BEGIN RECORDS TO PROCESS

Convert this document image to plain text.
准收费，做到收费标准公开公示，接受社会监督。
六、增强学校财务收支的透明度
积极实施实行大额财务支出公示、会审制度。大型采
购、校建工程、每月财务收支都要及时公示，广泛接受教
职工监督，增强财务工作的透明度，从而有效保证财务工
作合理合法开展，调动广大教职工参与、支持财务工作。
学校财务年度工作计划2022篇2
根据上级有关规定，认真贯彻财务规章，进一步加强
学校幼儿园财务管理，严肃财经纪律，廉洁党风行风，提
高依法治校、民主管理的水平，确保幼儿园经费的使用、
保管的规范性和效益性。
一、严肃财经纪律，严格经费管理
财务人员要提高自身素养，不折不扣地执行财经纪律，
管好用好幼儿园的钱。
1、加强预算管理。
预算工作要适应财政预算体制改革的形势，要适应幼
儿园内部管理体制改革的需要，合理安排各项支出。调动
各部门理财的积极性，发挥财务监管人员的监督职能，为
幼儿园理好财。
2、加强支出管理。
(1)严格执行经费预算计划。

END RECORDS TO PROCESS

REQUIRED WORK:
Without leaving anything out, quote all the data.

REPLY:
Convert this document image to plain text.
准收费，做到收费标准公开公示，接受社会监督。
六、增强学校财务收支的透明度
积极实施实行大额财务支出公示、会审制度。大型采
购、校建工程、每月财务收支都要及时公示，广泛接受教
职工监督，增强财务工作的透明度，从而有效保证财务工
作合理合法开展，调动广大教职工参与、支持财务工作。
学校财务年度工作计划2022篇2
根据上级有关规定，认真贯彻财务规章，进一步加强
学校幼儿园财务管理，严肃财经纪律，廉洁党风行风，提
高依法治校、民主管理的水平，确保幼儿园经费的使用、
保管的规范性和效益性。
一、严肃财经纪律，严格经费管理
财务人员要提高自身素养，不折不扣地执行财经纪律，
管好用好幼儿园的钱。
1、加强预算管理。
预算工作要适应财政预算体制改革的形势，要适应幼
儿园内部管理体制改革的需要，合理安排各项支出。调动
各部门理财的积极性，发挥财务监管人员的监督职能，为
幼儿园理好财。
2、加强支出管理。
(1)严格执行经费预算计划。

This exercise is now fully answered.